**Your instructions**
Scan the entries below and report only how many lines contain "this".

**Records shown**
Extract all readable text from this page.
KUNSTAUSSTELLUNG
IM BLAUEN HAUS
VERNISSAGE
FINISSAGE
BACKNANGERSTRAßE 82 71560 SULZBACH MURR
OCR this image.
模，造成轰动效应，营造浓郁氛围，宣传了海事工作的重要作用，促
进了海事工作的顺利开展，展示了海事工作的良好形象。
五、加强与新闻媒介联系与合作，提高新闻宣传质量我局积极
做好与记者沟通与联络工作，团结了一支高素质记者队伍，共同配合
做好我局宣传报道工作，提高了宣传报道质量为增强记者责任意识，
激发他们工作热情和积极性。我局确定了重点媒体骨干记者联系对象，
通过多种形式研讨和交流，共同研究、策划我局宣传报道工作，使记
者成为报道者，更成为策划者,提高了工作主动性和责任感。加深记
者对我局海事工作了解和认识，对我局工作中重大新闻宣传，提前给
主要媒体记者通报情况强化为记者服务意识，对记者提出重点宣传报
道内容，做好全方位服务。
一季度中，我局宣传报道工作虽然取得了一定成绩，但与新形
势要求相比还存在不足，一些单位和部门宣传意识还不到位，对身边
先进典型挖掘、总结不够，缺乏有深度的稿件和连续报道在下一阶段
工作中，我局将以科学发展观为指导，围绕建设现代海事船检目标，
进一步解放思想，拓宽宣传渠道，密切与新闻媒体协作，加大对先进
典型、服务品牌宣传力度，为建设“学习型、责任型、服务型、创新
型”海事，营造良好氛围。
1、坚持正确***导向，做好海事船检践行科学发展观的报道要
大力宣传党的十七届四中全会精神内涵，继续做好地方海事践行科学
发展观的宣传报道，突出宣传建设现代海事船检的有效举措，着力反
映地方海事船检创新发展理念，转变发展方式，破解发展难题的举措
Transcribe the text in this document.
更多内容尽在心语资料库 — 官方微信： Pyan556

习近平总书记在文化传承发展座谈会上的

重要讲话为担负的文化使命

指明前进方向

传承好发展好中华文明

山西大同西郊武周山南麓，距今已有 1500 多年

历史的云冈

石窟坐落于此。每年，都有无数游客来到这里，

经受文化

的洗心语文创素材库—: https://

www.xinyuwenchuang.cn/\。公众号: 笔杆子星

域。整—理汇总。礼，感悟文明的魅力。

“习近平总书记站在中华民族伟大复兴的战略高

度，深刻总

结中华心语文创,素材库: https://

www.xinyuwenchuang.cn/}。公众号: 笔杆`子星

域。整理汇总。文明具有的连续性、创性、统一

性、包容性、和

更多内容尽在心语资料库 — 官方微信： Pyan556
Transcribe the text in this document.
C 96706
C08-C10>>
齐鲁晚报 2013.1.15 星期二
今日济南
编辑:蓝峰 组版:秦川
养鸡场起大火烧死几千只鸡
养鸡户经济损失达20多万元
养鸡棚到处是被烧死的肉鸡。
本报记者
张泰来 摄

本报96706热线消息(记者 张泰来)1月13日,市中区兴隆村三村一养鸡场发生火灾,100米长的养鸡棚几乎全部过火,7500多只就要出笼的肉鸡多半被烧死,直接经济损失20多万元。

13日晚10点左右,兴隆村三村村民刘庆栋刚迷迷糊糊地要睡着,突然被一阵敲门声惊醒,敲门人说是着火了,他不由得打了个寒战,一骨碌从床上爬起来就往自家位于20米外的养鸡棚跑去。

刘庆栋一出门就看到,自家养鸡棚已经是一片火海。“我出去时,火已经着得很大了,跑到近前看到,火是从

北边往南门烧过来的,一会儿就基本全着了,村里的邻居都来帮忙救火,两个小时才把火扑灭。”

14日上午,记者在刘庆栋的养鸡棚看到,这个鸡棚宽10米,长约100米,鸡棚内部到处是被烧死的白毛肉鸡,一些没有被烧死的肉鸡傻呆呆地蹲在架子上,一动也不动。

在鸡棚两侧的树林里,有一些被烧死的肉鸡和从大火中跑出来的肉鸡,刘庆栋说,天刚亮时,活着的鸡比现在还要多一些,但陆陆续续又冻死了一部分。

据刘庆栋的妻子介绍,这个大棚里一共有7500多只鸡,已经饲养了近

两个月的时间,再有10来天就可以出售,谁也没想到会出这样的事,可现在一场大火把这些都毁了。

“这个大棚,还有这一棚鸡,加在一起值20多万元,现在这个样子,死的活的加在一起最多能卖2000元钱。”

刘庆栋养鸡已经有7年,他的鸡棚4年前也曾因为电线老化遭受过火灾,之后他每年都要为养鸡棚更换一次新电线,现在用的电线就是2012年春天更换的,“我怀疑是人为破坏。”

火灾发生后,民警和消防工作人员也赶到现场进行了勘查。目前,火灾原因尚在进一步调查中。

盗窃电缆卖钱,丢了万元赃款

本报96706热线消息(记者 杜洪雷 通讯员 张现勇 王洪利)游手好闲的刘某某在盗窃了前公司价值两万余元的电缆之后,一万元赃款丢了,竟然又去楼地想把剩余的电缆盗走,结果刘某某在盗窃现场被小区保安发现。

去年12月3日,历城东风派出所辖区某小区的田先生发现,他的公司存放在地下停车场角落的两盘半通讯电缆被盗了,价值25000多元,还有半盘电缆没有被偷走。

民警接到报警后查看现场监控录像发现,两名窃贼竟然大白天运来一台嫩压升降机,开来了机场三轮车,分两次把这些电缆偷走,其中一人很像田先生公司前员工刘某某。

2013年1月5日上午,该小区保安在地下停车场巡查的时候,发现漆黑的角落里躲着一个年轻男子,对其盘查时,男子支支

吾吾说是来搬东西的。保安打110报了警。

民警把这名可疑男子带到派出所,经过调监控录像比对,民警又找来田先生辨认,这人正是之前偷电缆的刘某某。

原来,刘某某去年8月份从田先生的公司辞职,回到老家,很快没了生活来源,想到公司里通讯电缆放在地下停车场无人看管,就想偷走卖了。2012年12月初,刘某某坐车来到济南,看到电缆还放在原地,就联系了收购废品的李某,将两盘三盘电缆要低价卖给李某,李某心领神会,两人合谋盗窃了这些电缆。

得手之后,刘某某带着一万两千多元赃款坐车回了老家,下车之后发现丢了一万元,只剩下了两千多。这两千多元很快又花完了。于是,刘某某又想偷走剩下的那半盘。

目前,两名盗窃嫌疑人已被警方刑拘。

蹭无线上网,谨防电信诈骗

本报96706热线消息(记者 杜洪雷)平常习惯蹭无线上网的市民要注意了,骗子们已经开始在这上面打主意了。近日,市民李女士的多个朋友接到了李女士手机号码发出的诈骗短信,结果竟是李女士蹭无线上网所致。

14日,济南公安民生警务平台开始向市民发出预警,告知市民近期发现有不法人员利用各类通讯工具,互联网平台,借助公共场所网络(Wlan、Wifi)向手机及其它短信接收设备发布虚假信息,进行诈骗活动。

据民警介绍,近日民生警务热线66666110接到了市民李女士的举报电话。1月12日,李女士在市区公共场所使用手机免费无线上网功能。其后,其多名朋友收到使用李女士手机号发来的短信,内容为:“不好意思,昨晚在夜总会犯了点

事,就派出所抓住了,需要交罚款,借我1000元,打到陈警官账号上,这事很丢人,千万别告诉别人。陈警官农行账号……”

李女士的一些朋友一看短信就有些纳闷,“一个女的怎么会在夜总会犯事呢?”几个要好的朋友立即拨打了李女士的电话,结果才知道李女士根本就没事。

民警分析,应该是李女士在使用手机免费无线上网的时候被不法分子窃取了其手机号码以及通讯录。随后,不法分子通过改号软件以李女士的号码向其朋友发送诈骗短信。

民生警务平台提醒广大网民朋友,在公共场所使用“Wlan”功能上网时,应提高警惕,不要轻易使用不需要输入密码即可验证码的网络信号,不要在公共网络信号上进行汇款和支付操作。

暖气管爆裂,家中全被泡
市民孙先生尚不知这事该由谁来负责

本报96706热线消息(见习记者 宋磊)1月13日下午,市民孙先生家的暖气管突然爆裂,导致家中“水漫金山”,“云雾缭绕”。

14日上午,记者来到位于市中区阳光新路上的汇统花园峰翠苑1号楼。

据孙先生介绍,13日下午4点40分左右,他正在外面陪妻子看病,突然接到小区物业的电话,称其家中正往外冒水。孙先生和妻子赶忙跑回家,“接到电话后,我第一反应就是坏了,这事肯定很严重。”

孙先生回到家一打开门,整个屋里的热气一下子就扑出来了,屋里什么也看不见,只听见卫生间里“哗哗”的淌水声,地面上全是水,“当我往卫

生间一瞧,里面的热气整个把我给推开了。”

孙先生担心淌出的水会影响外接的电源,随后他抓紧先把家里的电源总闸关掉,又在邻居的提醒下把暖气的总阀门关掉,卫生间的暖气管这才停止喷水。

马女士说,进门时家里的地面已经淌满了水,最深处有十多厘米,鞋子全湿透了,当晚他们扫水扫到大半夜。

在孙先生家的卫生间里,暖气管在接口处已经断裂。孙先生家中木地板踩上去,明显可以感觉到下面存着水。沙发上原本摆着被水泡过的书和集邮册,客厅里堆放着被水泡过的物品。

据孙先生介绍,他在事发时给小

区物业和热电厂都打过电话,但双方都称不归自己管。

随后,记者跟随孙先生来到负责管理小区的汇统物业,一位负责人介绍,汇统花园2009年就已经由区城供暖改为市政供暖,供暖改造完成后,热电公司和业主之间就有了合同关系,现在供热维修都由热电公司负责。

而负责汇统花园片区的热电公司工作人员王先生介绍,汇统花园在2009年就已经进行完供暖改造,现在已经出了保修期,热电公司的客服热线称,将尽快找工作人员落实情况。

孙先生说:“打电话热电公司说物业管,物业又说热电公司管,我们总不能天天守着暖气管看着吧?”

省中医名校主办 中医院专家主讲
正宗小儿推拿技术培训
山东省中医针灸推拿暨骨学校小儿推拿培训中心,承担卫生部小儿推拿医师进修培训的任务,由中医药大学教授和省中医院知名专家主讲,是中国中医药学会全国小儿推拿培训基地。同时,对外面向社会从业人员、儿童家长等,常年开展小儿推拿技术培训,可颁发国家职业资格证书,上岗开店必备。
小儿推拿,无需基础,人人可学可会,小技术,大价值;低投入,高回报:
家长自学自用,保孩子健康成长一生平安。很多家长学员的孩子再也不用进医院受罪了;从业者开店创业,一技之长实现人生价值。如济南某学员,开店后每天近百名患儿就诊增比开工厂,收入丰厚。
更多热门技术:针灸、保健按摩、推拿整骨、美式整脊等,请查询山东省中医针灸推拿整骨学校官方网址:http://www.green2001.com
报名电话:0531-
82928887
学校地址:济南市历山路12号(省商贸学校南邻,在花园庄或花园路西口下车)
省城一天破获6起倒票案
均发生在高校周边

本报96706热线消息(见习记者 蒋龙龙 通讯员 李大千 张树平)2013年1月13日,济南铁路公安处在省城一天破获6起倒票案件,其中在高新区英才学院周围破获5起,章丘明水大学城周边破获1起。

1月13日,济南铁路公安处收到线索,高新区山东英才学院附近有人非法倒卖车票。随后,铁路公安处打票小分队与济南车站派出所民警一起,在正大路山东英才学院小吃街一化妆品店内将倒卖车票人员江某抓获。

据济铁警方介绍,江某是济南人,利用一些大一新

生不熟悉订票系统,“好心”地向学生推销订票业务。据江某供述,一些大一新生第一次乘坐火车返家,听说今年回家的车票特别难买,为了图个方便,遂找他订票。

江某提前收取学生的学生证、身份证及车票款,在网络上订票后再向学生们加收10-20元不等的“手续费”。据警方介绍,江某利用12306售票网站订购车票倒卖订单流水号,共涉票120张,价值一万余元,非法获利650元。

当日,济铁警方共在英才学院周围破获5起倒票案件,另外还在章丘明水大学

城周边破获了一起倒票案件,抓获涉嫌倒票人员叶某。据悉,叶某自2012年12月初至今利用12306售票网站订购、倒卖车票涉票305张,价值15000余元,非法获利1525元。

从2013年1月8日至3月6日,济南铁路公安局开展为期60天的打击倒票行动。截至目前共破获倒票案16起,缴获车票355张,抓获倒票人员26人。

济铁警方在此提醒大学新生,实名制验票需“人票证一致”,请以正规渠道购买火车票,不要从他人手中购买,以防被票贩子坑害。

**Solution**
4